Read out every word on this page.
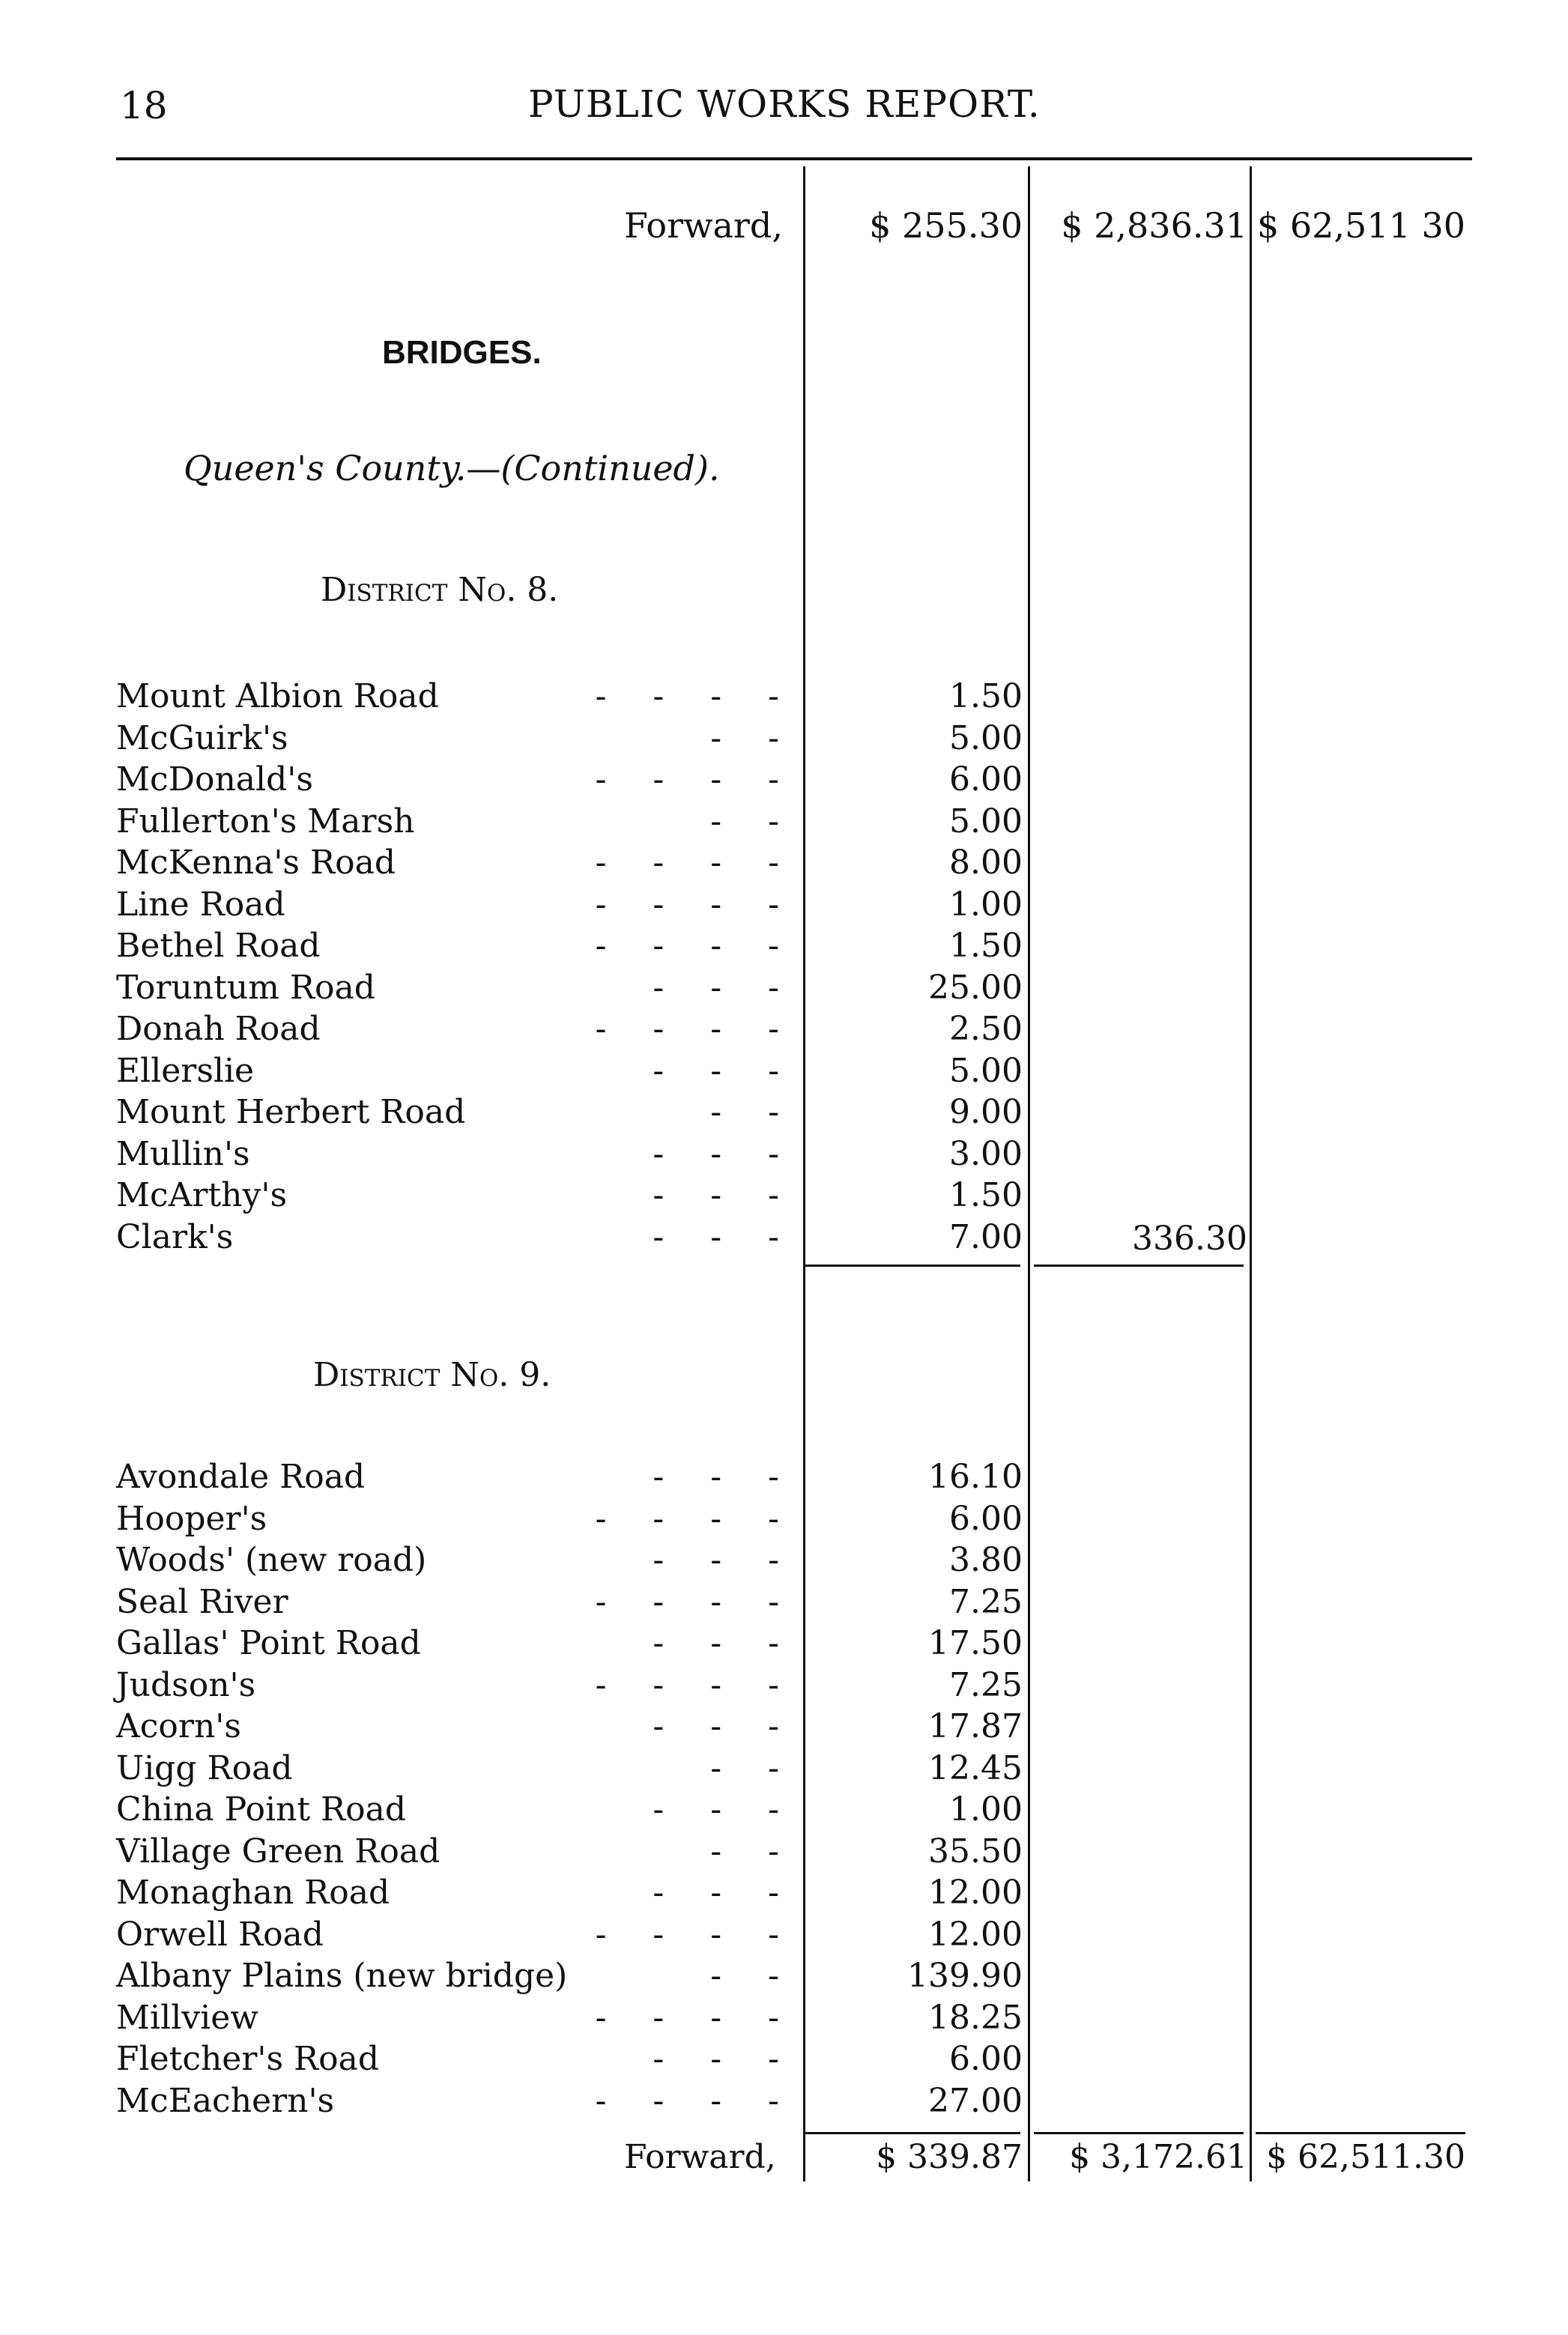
18	PUBLIC WORKS REPORT.
Forward,	$ 255.30	$ 2,836.31 $ 62,511 30
BRIDGES.
Queen's County.—(Continued).
District No. 8.
Mount Albion Road	- - - -	1.50
McGuirk's	- -	5.00
McDonald's	- - - -	6.00
Fullerton's Marsh	- -	5.00
McKenna's Road	- - - -	8.00
Line Road	- - - -	1.00
Bethel Road	- - - -	1.50
Toruntum Road	- - -	25.00
Donah Road	- - - -	2.50
Ellerslie	- - -	5.00
Mount Herbert Road	- -	9.00
Mullin's	- - -	3.00
McArthy's	- - -	1.50
Clark's	- - -	7.00	336.30
District No. 9.
Avondale Road	- - -	16.10
Hooper's	- - - -	6.00
Woods' (new road)	- - -	3.80
Seal River	- - - -	7.25
Gallas' Point Road	- - -	17.50
Judson's	- - - -	7.25
Acorn's	- - -	17.87
Uigg Road	- -	12.45
China Point Road	- - -	1.00
Village Green Road	- -	35.50
Monaghan Road	- - -	12.00
Orwell Road	- - - -	12.00
Albany Plains (new bridge)	- -	139.90
Millview	- - - -	18.25
Fletcher's Road	- - -	6.00
McEachern's	- - - -	27.00
Forward,	$ 339.87	$ 3,172.61 $ 62,511.30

_ _ _

=== Set problem ===
Set every line down exactly as written, leaving each picture out.

=== Reply to the task ===
Read out every word on this page.
18	PUBLIC WORKS REPORT.
Forward,	$ 255.30	$ 2,836.31 $ 62,511 30
BRIDGES.
Queen's County.—(Continued).
District No. 8.
Mount Albion Road	- - - -	1.50
McGuirk's	- -	5.00
McDonald's	- - - -	6.00
Fullerton's Marsh	- -	5.00
McKenna's Road	- - - -	8.00
Line Road	- - - -	1.00
Bethel Road	- - - -	1.50
Toruntum Road	- - -	25.00
Donah Road	- - - -	2.50
Ellerslie	- - -	5.00
Mount Herbert Road	- -	9.00
Mullin's	- - -	3.00
McArthy's	- - -	1.50
Clark's	- - -	7.00	336.30
District No. 9.
Avondale Road	- - -	16.10
Hooper's	- - - -	6.00
Woods' (new road)	- - -	3.80
Seal River	- - - -	7.25
Gallas' Point Road	- - -	17.50
Judson's	- - - -	7.25
Acorn's	- - -	17.87
Uigg Road	- -	12.45
China Point Road	- - -	1.00
Village Green Road	- -	35.50
Monaghan Road	- - -	12.00
Orwell Road	- - - -	12.00
Albany Plains (new bridge)	- -	139.90
Millview	- - - -	18.25
Fletcher's Road	- - -	6.00
McEachern's	- - - -	27.00
Forward,	$ 339.87	$ 3,172.61 $ 62,511.30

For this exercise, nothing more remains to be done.